◆ **Exercise task**
Each line that holds the word "this" should be returned.

━━━ Provided entries

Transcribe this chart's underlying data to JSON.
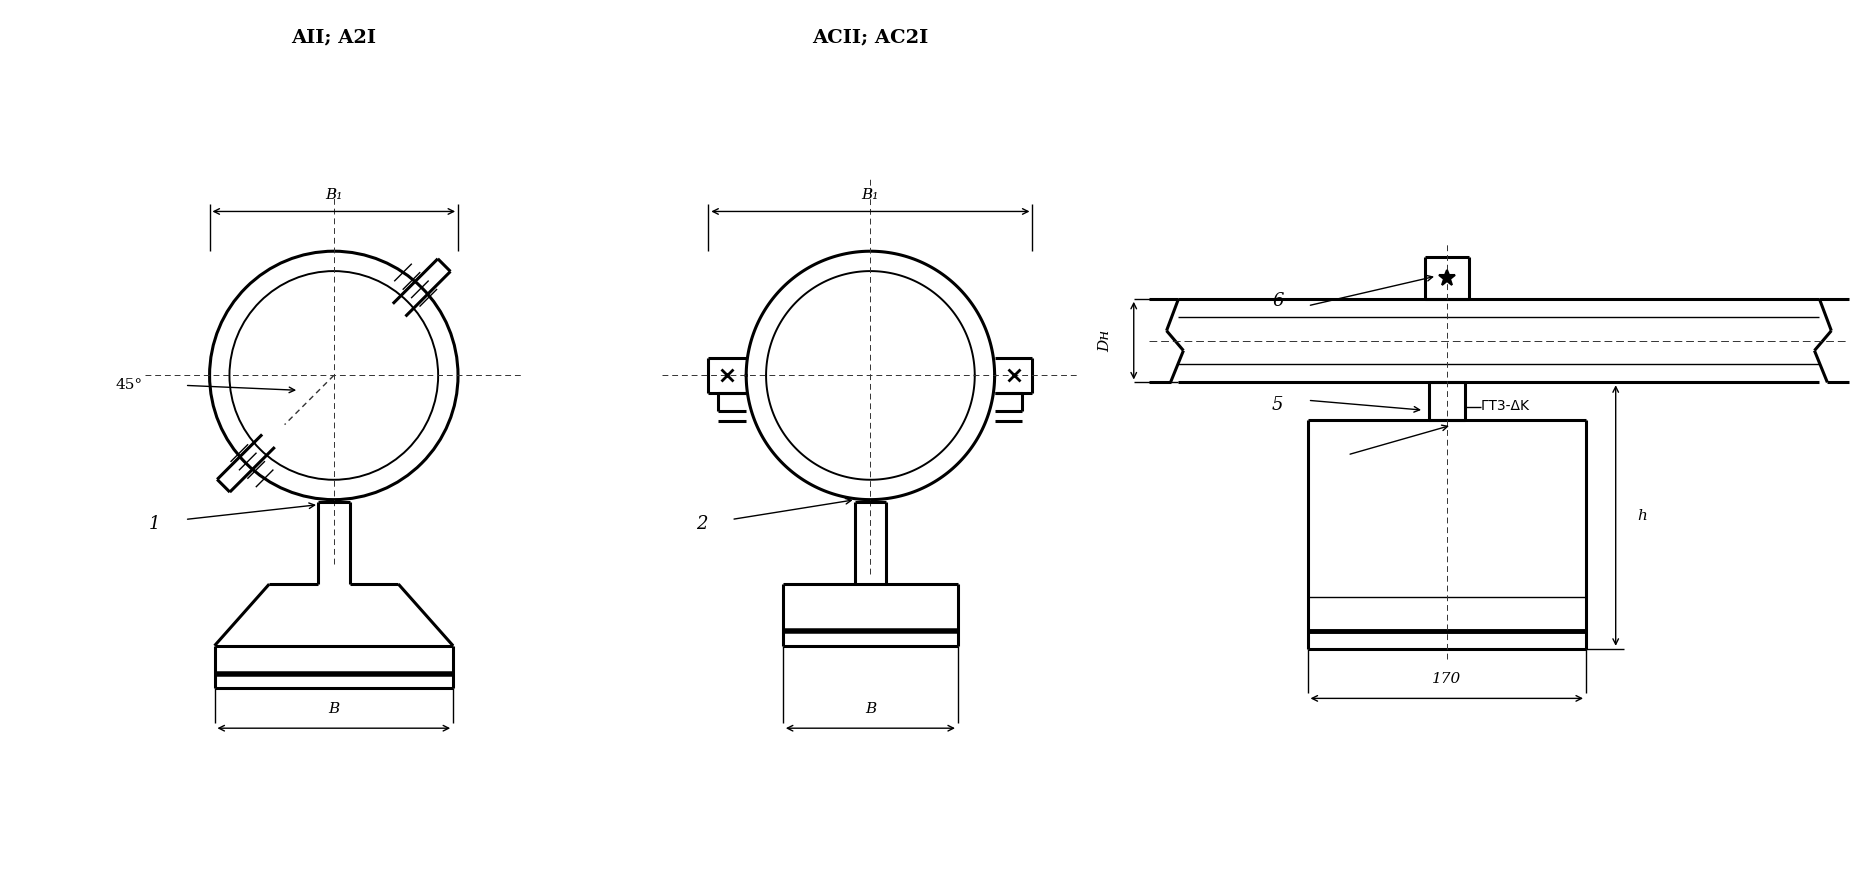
{
  "bg_color": "#ffffff",
  "line_color": "#000000",
  "fig_width": 18.71,
  "fig_height": 8.85,
  "title_left": "AII; A2I",
  "title_center": "ACII; AC2I",
  "label_B1": "B₁",
  "label_B": "B",
  "label_angle": "45°",
  "label_1": "1",
  "label_2": "2",
  "label_Dh": "Dн",
  "label_h": "h",
  "label_170": "170",
  "label_6": "6",
  "label_5": "5",
  "label_weld": "ГΤ3-ΔK"
}
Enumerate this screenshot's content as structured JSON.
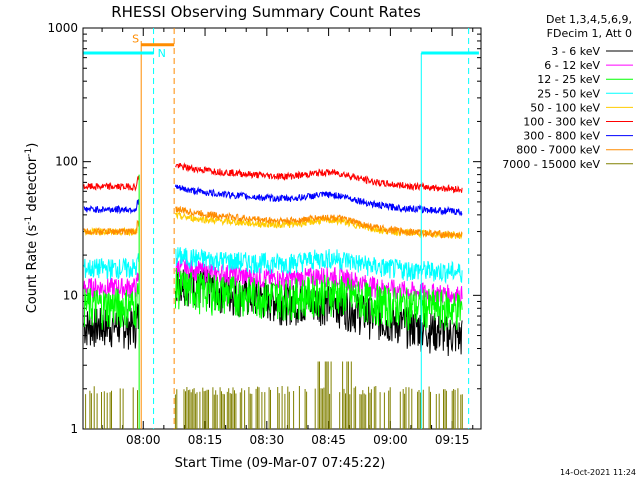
{
  "chart_data": {
    "type": "line",
    "title": "RHESSI Observing Summary Count Rates",
    "xlabel": "Start Time (09-Mar-07 07:45:22)",
    "ylabel_main": "Count Rate (s",
    "ylabel_sup1": "-1",
    "ylabel_mid": " detector",
    "ylabel_sup2": "-1",
    "ylabel_end": ")",
    "yscale": "log",
    "ylim": [
      1,
      1000
    ],
    "xlim_minutes": [
      465.37,
      562.0
    ],
    "xtick_labels": [
      "08:00",
      "08:15",
      "08:30",
      "08:45",
      "09:00",
      "09:15"
    ],
    "xtick_minutes": [
      480,
      495,
      510,
      525,
      540,
      555
    ],
    "ytick_labels": [
      "1",
      "10",
      "100",
      "1000"
    ],
    "ytick_values": [
      1,
      10,
      100,
      1000
    ],
    "legend_header": [
      "Det 1,3,4,5,6,9,",
      "FDecim 1, Att 0"
    ],
    "legend_position": "right",
    "data_gap_minutes": [
      479.0,
      487.5
    ],
    "series": [
      {
        "name": "3 - 6 keV",
        "color": "#000000",
        "before_gap": 6,
        "after_start": 14,
        "after_end": 5
      },
      {
        "name": "6 - 12 keV",
        "color": "#ff00ff",
        "before_gap": 11.5,
        "after_start": 17,
        "after_end": 10
      },
      {
        "name": "12 - 25 keV",
        "color": "#00ff00",
        "before_gap": 8.5,
        "after_start": 12,
        "after_end": 8
      },
      {
        "name": "25 - 50 keV",
        "color": "#00ffff",
        "before_gap": 16,
        "after_start": 20,
        "after_end": 15
      },
      {
        "name": "50 - 100 keV",
        "color": "#ffcc00",
        "before_gap": 30,
        "after_start": 40,
        "after_end": 28
      },
      {
        "name": "100 - 300 keV",
        "color": "#ff0000",
        "before_gap": 65,
        "after_start": 95,
        "after_end": 62
      },
      {
        "name": "300 - 800 keV",
        "color": "#0000ff",
        "before_gap": 44,
        "after_start": 65,
        "after_end": 42
      },
      {
        "name": "800 - 7000 keV",
        "color": "#ff8c00",
        "before_gap": 30,
        "after_start": 45,
        "after_end": 28
      },
      {
        "name": "7000 - 15000 keV",
        "color": "#808000",
        "before_gap": 1.8,
        "after_start": 1.8,
        "after_end": 1.8
      }
    ],
    "flags": {
      "saa": {
        "label": "S",
        "color": "#ff8c00",
        "level": 750
      },
      "night": {
        "label": "N",
        "color": "#00ffff",
        "level": 650
      }
    }
  },
  "timestamp": "14-Oct-2021 11:24"
}
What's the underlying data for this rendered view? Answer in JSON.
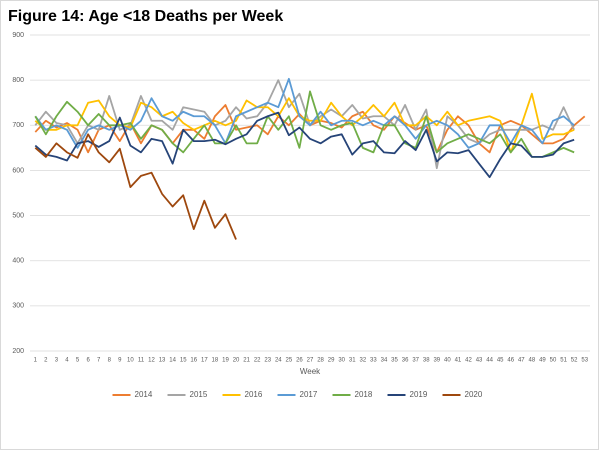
{
  "chart_data": {
    "type": "line",
    "title": "Figure 14: Age <18 Deaths per Week",
    "x_label": "Week",
    "categories": [
      "1",
      "2",
      "3",
      "4",
      "5",
      "6",
      "7",
      "8",
      "9",
      "10",
      "11",
      "12",
      "13",
      "14",
      "15",
      "16",
      "17",
      "18",
      "19",
      "20",
      "21",
      "22",
      "23",
      "24",
      "25",
      "26",
      "27",
      "28",
      "29",
      "30",
      "31",
      "32",
      "33",
      "34",
      "35",
      "36",
      "37",
      "38",
      "39",
      "40",
      "41",
      "42",
      "43",
      "44",
      "45",
      "46",
      "47",
      "48",
      "49",
      "50",
      "51",
      "52",
      "53"
    ],
    "ylim": [
      200,
      900
    ],
    "yticks": [
      200,
      300,
      400,
      500,
      600,
      700,
      800,
      900
    ],
    "grid": true,
    "legend": "bottom",
    "series": [
      {
        "name": "2014",
        "color": "#ED7D31",
        "values": [
          685,
          710,
          695,
          705,
          690,
          640,
          690,
          700,
          665,
          705,
          660,
          700,
          690,
          660,
          690,
          690,
          670,
          720,
          745,
          690,
          695,
          700,
          680,
          720,
          700,
          725,
          700,
          710,
          705,
          695,
          720,
          730,
          700,
          690,
          720,
          705,
          690,
          700,
          640,
          690,
          720,
          700,
          660,
          640,
          700,
          710,
          700,
          680,
          660,
          660,
          670,
          700,
          720
        ]
      },
      {
        "name": "2015",
        "color": "#A5A5A5",
        "values": [
          700,
          730,
          705,
          700,
          660,
          700,
          690,
          765,
          690,
          700,
          765,
          710,
          710,
          690,
          740,
          735,
          730,
          700,
          710,
          740,
          715,
          720,
          750,
          800,
          740,
          770,
          700,
          720,
          735,
          720,
          745,
          715,
          720,
          720,
          700,
          745,
          690,
          735,
          605,
          720,
          700,
          670,
          660,
          680,
          690,
          690,
          690,
          690,
          700,
          690,
          740,
          690,
          null
        ]
      },
      {
        "name": "2016",
        "color": "#FFC000",
        "values": [
          710,
          690,
          690,
          700,
          700,
          750,
          755,
          720,
          700,
          695,
          750,
          740,
          720,
          730,
          705,
          690,
          700,
          710,
          700,
          710,
          755,
          740,
          740,
          720,
          760,
          720,
          710,
          710,
          750,
          720,
          700,
          720,
          745,
          720,
          750,
          700,
          700,
          720,
          700,
          730,
          700,
          710,
          715,
          720,
          710,
          640,
          700,
          770,
          670,
          680,
          680,
          690,
          null
        ]
      },
      {
        "name": "2017",
        "color": "#5B9BD5",
        "values": [
          720,
          690,
          700,
          690,
          650,
          690,
          700,
          690,
          700,
          690,
          710,
          760,
          720,
          710,
          730,
          720,
          720,
          700,
          660,
          720,
          730,
          740,
          750,
          740,
          803,
          720,
          700,
          730,
          700,
          710,
          710,
          700,
          710,
          700,
          720,
          700,
          670,
          700,
          710,
          700,
          680,
          650,
          660,
          700,
          700,
          660,
          700,
          690,
          660,
          710,
          720,
          700,
          null
        ]
      },
      {
        "name": "2018",
        "color": "#70AD47",
        "values": [
          720,
          680,
          720,
          752,
          730,
          700,
          725,
          700,
          700,
          705,
          670,
          700,
          690,
          660,
          640,
          670,
          700,
          660,
          660,
          700,
          660,
          660,
          720,
          690,
          720,
          650,
          775,
          700,
          690,
          700,
          705,
          650,
          640,
          700,
          700,
          660,
          650,
          720,
          640,
          660,
          670,
          680,
          670,
          660,
          680,
          640,
          670,
          630,
          630,
          640,
          650,
          640,
          null
        ]
      },
      {
        "name": "2019",
        "color": "#264478",
        "values": [
          655,
          635,
          630,
          622,
          660,
          665,
          652,
          665,
          717,
          655,
          640,
          670,
          665,
          615,
          690,
          665,
          665,
          668,
          658,
          670,
          680,
          710,
          720,
          728,
          678,
          695,
          670,
          660,
          675,
          680,
          635,
          660,
          665,
          640,
          638,
          665,
          645,
          690,
          620,
          640,
          638,
          645,
          615,
          585,
          625,
          660,
          655,
          630,
          630,
          635,
          660,
          668,
          null
        ]
      },
      {
        "name": "2020",
        "color": "#9E480E",
        "values": [
          650,
          630,
          660,
          640,
          628,
          680,
          640,
          618,
          648,
          563,
          588,
          595,
          548,
          520,
          545,
          470,
          533,
          473,
          503,
          447,
          null,
          null,
          null,
          null,
          null,
          null,
          null,
          null,
          null,
          null,
          null,
          null,
          null,
          null,
          null,
          null,
          null,
          null,
          null,
          null,
          null,
          null,
          null,
          null,
          null,
          null,
          null,
          null,
          null,
          null,
          null,
          null,
          null
        ]
      }
    ]
  }
}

━━━━━━

◆ **Output**
Transcribe this chart's underlying data to JSON.
Enumerate this screenshot's content as structured JSON.
What's the underlying data for this rendered view? Answer in JSON.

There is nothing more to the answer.